**INPUT DATA**

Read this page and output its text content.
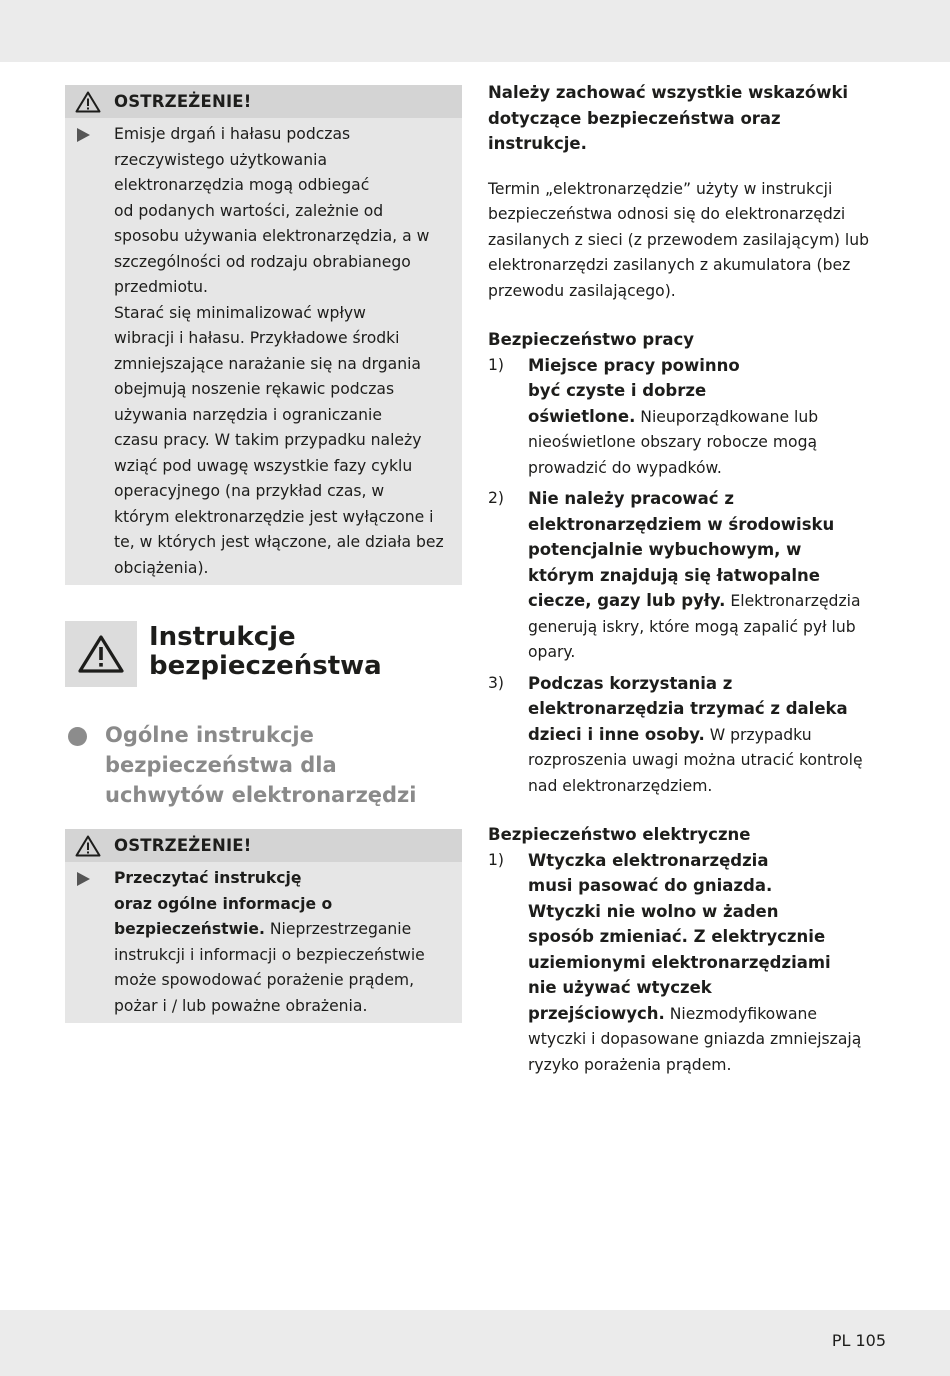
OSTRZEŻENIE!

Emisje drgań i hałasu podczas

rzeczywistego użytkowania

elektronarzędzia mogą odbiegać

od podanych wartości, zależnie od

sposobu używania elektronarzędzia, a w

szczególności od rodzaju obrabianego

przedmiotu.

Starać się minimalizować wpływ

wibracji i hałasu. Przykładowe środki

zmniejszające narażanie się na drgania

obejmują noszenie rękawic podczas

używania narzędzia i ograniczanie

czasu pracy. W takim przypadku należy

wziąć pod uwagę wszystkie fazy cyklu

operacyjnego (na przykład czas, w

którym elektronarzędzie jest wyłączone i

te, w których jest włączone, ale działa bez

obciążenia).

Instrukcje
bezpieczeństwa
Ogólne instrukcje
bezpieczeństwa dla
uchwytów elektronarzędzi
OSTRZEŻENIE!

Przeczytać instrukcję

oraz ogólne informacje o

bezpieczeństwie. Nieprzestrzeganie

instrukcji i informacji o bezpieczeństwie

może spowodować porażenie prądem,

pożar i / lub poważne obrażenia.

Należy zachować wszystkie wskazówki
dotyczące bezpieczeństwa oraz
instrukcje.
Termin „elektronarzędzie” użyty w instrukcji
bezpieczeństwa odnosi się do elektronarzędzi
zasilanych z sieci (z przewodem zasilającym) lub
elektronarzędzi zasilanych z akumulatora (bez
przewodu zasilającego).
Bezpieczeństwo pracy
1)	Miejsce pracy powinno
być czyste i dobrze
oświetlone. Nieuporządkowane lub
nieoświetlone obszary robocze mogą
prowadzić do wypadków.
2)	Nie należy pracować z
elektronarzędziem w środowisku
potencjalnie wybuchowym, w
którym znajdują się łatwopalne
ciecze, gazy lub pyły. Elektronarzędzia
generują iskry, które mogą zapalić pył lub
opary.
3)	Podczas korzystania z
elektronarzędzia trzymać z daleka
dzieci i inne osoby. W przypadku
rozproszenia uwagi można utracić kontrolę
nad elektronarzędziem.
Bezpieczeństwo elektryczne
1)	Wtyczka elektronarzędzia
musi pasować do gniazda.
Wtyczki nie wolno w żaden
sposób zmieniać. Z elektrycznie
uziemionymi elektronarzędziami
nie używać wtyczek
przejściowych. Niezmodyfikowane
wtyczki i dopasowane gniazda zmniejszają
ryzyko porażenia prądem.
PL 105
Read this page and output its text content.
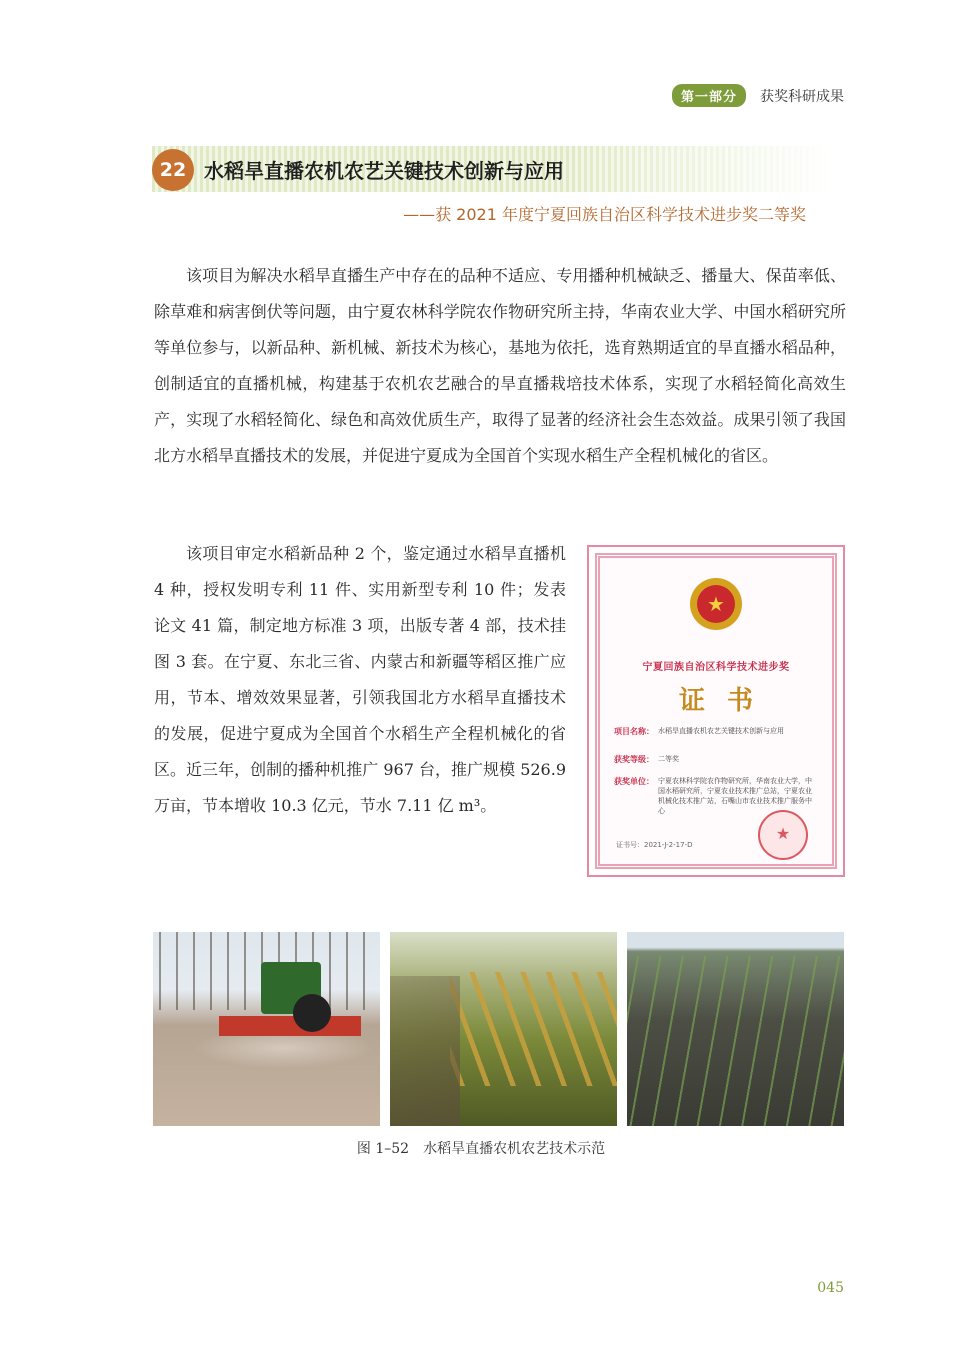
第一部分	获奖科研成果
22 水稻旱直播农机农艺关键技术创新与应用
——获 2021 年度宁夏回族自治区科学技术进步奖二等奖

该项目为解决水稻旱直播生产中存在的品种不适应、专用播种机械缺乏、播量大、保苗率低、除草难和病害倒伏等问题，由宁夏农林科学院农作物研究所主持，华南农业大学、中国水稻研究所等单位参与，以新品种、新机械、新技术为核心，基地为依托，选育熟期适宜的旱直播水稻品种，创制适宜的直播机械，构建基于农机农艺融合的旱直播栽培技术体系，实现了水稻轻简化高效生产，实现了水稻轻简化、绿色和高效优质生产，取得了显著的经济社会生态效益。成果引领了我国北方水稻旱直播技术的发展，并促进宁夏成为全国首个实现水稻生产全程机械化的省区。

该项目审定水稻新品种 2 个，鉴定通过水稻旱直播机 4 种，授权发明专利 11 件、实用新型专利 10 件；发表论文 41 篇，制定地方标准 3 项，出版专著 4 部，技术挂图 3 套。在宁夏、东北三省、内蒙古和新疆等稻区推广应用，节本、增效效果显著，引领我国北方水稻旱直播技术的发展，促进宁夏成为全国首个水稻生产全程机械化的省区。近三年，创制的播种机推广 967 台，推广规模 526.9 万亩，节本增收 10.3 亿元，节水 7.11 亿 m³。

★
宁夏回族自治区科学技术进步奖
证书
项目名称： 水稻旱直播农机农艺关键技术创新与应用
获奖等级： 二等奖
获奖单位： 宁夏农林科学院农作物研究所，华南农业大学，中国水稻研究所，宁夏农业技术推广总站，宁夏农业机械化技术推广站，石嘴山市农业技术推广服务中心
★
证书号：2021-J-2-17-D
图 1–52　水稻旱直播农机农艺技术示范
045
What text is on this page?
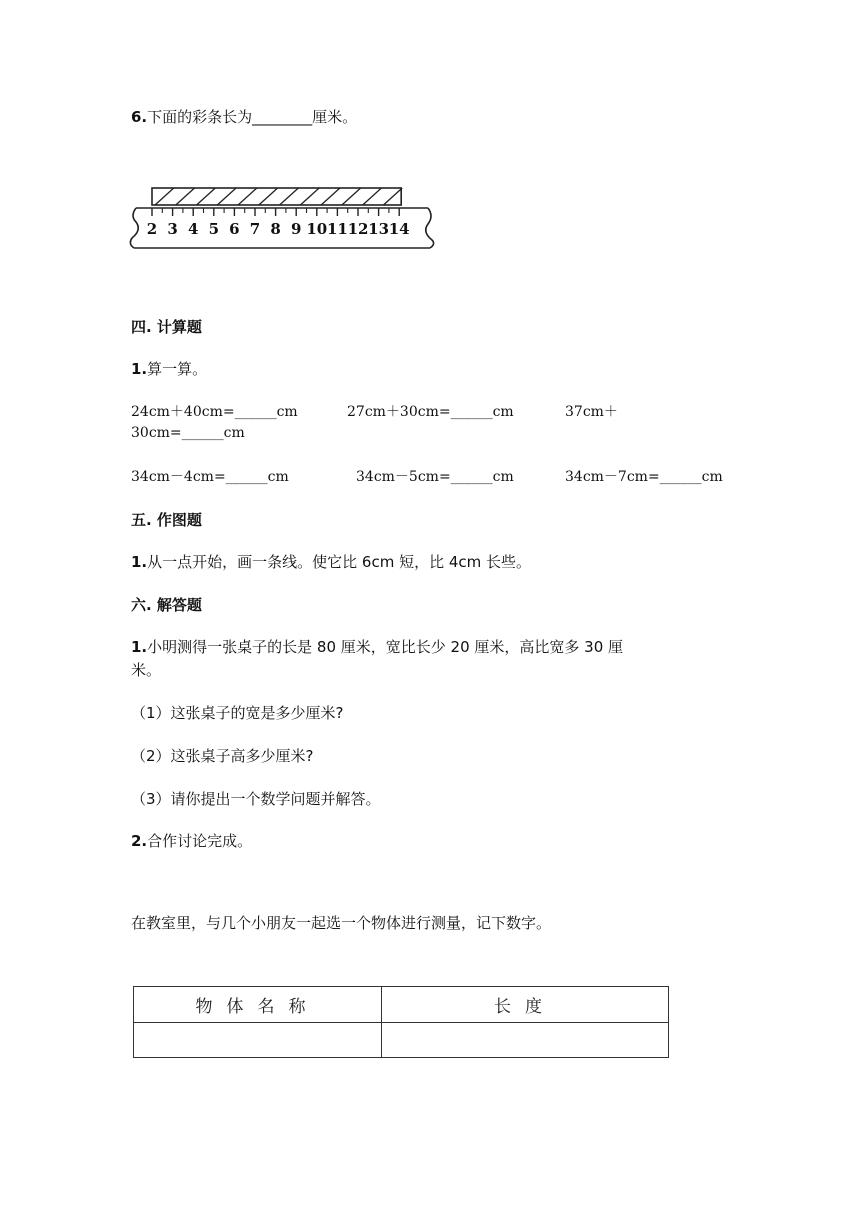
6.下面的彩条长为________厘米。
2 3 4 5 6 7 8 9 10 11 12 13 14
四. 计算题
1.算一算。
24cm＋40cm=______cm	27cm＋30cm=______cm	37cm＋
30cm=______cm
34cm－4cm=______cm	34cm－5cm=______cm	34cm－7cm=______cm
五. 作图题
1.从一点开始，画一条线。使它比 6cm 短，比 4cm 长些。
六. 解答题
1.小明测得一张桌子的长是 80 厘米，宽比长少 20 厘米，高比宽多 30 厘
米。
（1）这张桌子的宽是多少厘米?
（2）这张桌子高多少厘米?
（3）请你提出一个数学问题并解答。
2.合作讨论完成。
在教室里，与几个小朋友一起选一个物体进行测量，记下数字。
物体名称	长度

**REQUIREMENT**
Select every line above that contains the word "używania", and copy it.

**FINISHED TASK**
sposobu używania elektronarzędzia, a w
używania narzędzia i ograniczanie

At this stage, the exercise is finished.